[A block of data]
[Start]
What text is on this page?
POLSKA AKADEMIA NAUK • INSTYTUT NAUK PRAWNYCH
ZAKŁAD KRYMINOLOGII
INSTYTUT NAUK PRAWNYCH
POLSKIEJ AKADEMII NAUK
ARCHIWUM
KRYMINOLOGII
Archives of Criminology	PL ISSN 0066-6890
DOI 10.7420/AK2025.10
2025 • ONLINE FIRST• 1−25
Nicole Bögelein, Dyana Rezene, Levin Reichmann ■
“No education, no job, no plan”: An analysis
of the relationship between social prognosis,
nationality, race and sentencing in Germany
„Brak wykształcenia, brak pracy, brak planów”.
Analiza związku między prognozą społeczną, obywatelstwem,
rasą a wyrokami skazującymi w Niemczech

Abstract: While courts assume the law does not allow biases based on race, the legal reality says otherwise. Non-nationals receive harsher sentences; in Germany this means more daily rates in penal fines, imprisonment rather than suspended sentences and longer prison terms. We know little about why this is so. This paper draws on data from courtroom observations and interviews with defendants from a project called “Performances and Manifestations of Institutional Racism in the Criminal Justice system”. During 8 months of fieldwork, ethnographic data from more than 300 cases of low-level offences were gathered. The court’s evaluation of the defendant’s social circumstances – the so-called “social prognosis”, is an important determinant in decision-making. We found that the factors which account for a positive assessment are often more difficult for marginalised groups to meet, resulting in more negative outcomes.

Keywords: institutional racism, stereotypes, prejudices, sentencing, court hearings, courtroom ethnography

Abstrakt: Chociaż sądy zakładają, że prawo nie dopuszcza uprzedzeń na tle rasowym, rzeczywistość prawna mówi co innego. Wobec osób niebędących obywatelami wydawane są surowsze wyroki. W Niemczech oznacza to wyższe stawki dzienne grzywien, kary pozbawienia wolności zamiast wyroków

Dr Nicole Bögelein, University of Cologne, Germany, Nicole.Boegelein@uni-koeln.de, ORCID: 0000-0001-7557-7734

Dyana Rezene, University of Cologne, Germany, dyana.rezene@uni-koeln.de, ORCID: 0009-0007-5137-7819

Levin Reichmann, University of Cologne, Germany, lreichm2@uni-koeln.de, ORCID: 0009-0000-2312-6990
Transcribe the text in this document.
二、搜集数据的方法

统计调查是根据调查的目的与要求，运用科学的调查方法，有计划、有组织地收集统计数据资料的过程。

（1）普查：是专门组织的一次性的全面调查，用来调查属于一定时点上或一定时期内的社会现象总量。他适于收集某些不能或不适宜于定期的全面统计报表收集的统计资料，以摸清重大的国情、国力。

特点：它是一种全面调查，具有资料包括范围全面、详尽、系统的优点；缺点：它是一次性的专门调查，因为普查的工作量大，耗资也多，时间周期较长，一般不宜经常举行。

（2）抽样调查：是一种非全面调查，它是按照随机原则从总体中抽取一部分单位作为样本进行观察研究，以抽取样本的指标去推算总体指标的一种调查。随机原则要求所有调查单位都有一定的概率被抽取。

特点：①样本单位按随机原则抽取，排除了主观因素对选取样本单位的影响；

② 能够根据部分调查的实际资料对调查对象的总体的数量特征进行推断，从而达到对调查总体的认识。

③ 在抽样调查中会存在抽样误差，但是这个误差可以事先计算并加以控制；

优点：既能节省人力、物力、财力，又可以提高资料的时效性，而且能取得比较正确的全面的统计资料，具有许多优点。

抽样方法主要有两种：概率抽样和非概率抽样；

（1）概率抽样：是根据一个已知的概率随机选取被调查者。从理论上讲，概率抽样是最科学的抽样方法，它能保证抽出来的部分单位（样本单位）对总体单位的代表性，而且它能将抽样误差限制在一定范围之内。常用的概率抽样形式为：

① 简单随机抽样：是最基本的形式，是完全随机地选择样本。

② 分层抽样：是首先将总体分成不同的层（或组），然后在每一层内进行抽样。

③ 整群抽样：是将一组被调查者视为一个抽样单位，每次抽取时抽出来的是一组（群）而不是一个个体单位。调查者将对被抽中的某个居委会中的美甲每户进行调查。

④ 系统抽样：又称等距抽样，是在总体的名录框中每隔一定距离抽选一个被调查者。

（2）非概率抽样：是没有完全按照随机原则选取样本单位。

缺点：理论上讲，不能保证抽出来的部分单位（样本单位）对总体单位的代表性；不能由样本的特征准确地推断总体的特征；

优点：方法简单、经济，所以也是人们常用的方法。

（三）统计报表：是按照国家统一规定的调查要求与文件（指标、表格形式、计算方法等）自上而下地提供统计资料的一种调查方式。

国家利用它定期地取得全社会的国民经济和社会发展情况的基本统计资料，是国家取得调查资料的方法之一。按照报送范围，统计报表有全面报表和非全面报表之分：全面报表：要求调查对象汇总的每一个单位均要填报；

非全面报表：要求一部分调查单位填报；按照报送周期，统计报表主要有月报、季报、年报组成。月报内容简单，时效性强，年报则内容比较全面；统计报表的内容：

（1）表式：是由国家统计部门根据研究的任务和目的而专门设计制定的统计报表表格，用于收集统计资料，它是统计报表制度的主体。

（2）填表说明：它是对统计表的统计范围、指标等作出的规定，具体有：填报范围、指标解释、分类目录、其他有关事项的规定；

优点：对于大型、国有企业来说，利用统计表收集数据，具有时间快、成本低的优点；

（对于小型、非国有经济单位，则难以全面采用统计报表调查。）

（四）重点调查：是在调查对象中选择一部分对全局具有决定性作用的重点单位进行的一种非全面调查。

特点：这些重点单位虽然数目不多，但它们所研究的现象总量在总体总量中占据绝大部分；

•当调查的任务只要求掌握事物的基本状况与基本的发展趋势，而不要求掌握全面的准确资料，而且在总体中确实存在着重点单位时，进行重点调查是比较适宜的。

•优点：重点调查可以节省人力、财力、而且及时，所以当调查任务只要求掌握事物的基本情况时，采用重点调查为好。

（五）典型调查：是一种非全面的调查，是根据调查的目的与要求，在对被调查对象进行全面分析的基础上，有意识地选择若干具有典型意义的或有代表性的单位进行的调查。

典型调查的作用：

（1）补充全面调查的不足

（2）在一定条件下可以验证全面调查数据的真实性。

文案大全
[End]
Task description
Select the lines that carry the string "koeln" and copy them.

Completed task
Dr Nicole Bögelein, University of Cologne, Germany, Nicole.Boegelein@uni-koeln.de, ORCID: 0000-0001-7557-7734
Dyana Rezene, University of Cologne, Germany, dyana.rezene@uni-koeln.de, ORCID: 0009-0007-5137-7819
Levin Reichmann, University of Cologne, Germany, lreichm2@uni-koeln.de, ORCID: 0009-0000-2312-6990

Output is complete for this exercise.